_Dataset items_.

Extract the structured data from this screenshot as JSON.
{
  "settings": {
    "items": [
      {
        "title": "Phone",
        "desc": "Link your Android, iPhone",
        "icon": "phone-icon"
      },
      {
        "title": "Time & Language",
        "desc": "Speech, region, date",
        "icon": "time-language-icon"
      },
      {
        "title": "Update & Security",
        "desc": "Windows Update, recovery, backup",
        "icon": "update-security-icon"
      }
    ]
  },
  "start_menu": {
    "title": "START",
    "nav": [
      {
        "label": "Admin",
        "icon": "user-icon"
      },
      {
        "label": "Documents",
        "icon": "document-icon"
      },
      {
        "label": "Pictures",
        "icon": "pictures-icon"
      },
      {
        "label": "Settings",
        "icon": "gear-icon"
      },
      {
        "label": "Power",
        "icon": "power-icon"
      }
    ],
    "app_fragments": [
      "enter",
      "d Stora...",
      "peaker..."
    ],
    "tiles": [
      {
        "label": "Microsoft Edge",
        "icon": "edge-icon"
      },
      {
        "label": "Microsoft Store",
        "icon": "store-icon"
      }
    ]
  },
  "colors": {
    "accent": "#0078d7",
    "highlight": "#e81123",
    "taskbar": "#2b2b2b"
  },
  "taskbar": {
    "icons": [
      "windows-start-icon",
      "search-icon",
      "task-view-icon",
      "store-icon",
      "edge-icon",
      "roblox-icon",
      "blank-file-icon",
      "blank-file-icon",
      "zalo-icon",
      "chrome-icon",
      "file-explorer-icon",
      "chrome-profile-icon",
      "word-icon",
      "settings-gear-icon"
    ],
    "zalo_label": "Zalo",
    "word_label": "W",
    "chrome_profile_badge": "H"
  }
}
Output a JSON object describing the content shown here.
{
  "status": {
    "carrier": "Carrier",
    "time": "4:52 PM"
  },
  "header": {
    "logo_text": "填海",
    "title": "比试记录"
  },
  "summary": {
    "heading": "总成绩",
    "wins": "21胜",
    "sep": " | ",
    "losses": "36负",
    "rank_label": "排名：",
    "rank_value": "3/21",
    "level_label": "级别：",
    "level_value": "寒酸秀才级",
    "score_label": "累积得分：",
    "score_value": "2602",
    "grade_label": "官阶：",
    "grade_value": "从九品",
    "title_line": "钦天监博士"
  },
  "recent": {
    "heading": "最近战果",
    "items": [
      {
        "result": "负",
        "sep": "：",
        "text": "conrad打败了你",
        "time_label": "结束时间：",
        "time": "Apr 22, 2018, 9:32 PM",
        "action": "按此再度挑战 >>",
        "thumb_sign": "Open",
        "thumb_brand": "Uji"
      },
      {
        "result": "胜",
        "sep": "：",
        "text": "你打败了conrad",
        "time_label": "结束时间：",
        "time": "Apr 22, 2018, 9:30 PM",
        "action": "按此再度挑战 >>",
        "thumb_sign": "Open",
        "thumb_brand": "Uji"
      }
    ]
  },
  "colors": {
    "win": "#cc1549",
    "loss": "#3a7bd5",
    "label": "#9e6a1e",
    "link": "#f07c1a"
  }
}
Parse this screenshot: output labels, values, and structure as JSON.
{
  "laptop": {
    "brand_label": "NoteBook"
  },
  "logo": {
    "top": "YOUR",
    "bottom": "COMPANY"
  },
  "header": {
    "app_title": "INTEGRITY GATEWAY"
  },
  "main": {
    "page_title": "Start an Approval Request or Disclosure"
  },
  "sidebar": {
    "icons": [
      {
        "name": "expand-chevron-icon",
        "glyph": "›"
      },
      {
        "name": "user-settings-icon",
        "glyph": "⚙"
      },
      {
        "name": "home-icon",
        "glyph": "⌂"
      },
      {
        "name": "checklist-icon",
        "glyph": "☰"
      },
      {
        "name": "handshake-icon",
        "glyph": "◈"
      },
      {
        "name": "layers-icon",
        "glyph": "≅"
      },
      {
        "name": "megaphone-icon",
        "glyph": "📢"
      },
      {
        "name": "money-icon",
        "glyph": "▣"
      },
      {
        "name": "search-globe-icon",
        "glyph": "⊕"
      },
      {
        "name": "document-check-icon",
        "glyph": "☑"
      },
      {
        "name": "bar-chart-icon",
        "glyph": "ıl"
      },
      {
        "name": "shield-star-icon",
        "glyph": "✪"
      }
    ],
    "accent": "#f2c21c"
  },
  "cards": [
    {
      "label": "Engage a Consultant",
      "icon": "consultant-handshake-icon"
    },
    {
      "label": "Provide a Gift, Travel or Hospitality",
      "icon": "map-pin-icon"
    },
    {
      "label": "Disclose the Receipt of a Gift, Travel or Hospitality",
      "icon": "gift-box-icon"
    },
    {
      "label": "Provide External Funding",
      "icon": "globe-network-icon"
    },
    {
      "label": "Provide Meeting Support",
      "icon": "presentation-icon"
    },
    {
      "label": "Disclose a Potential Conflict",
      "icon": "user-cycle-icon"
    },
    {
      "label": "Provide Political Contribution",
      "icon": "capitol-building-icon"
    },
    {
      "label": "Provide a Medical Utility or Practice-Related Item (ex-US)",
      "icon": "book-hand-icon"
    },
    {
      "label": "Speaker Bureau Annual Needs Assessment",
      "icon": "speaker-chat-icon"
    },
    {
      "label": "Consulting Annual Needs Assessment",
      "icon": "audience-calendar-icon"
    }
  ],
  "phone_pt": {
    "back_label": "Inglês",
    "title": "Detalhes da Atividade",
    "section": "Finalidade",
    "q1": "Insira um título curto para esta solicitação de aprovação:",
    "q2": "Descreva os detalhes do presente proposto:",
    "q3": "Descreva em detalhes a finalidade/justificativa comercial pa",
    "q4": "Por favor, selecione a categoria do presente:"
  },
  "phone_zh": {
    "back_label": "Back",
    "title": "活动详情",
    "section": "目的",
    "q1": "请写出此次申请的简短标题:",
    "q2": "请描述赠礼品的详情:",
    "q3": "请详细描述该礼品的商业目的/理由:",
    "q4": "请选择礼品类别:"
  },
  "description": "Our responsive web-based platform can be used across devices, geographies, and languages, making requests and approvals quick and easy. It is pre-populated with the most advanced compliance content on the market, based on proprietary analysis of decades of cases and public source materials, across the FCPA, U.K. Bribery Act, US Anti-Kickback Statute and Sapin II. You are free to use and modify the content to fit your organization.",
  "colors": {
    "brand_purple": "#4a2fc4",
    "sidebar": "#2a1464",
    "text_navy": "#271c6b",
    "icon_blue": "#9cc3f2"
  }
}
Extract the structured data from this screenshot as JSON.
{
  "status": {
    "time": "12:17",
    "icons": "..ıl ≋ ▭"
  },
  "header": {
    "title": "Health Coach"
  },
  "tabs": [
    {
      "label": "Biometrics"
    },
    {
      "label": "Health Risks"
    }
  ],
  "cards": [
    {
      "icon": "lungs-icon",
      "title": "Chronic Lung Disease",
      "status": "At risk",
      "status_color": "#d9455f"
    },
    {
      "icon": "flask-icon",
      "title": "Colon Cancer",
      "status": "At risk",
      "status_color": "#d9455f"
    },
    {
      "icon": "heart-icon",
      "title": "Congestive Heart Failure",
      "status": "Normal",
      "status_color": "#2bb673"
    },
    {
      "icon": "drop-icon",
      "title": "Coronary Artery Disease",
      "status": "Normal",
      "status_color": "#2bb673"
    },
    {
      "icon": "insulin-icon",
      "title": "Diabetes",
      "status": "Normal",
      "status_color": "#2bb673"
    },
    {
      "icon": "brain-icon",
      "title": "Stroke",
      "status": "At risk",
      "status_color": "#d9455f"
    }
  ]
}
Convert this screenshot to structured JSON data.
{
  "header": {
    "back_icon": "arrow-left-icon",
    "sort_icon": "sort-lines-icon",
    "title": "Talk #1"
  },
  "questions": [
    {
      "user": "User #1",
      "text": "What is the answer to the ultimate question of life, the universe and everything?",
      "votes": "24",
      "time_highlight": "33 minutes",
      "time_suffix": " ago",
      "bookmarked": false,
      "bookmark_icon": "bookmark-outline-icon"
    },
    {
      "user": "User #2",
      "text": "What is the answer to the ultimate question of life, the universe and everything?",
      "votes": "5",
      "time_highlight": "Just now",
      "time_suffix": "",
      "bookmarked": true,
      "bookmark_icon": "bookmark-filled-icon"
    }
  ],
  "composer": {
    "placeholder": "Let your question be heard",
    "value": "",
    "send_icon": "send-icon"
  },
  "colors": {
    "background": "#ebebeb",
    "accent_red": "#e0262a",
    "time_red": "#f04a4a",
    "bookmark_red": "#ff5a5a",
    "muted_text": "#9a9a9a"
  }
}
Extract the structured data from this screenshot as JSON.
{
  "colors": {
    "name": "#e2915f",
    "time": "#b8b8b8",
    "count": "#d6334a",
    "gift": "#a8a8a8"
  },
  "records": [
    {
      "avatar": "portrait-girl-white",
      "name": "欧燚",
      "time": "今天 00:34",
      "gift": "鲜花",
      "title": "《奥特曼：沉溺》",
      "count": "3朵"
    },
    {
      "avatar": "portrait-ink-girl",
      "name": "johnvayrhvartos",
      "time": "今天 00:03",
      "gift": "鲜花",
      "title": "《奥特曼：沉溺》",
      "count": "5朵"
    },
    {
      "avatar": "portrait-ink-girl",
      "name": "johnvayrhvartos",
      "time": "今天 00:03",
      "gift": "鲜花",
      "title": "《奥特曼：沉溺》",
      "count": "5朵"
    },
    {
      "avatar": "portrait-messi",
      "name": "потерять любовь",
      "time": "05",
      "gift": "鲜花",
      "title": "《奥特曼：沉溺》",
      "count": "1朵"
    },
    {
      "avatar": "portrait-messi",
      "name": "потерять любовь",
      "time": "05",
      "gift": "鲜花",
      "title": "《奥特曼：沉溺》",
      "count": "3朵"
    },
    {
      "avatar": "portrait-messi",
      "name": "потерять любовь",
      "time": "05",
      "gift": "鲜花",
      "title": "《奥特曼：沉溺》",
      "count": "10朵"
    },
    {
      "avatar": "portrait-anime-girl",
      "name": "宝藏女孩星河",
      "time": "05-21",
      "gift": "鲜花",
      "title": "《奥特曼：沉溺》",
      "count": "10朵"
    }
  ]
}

_Written task_. Pick out the lines containing the string "Disclose".

_Exercise result_.
      "label": "Disclose the Receipt of a Gift, Travel or Hospitality",
      "label": "Disclose a Potential Conflict",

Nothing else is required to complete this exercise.